▶ [Records that describe figures]
═══

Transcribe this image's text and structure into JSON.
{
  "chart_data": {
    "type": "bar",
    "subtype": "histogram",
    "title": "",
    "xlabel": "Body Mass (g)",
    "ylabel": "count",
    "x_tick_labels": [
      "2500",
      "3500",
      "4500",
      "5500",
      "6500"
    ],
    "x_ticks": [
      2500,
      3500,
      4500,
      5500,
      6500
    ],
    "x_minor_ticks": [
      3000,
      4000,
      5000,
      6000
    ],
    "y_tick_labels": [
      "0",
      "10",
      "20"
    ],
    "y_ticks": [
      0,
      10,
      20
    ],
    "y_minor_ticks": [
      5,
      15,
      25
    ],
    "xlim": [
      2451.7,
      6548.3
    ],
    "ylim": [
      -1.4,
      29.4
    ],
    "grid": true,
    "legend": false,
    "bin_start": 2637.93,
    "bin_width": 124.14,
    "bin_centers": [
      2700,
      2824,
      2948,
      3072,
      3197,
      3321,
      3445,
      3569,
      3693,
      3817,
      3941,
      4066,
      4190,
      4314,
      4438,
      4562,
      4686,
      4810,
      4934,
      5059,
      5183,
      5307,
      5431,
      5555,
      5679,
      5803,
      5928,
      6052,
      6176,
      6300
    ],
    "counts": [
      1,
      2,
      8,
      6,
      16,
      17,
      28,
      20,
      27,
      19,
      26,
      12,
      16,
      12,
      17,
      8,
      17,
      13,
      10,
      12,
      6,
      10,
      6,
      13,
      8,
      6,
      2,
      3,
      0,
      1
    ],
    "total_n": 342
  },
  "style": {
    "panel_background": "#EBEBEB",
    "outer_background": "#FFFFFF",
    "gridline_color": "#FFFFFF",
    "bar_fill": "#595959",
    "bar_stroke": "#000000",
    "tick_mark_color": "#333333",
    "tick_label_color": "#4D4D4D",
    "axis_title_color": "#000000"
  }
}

═══

▶ [Goal of the exercise]
Retype the listing above in full, with no alterations.

▶ [Output]
Transcribe this image's text and structure into JSON.
{
  "chart_data": {
    "type": "bar",
    "subtype": "histogram",
    "title": "",
    "xlabel": "Body Mass (g)",
    "ylabel": "count",
    "x_tick_labels": [
      "2500",
      "3500",
      "4500",
      "5500",
      "6500"
    ],
    "x_ticks": [
      2500,
      3500,
      4500,
      5500,
      6500
    ],
    "x_minor_ticks": [
      3000,
      4000,
      5000,
      6000
    ],
    "y_tick_labels": [
      "0",
      "10",
      "20"
    ],
    "y_ticks": [
      0,
      10,
      20
    ],
    "y_minor_ticks": [
      5,
      15,
      25
    ],
    "xlim": [
      2451.7,
      6548.3
    ],
    "ylim": [
      -1.4,
      29.4
    ],
    "grid": true,
    "legend": false,
    "bin_start": 2637.93,
    "bin_width": 124.14,
    "bin_centers": [
      2700,
      2824,
      2948,
      3072,
      3197,
      3321,
      3445,
      3569,
      3693,
      3817,
      3941,
      4066,
      4190,
      4314,
      4438,
      4562,
      4686,
      4810,
      4934,
      5059,
      5183,
      5307,
      5431,
      5555,
      5679,
      5803,
      5928,
      6052,
      6176,
      6300
    ],
    "counts": [
      1,
      2,
      8,
      6,
      16,
      17,
      28,
      20,
      27,
      19,
      26,
      12,
      16,
      12,
      17,
      8,
      17,
      13,
      10,
      12,
      6,
      10,
      6,
      13,
      8,
      6,
      2,
      3,
      0,
      1
    ],
    "total_n": 342
  },
  "style": {
    "panel_background": "#EBEBEB",
    "outer_background": "#FFFFFF",
    "gridline_color": "#FFFFFF",
    "bar_fill": "#595959",
    "bar_stroke": "#000000",
    "tick_mark_color": "#333333",
    "tick_label_color": "#4D4D4D",
    "axis_title_color": "#000000"
  }
}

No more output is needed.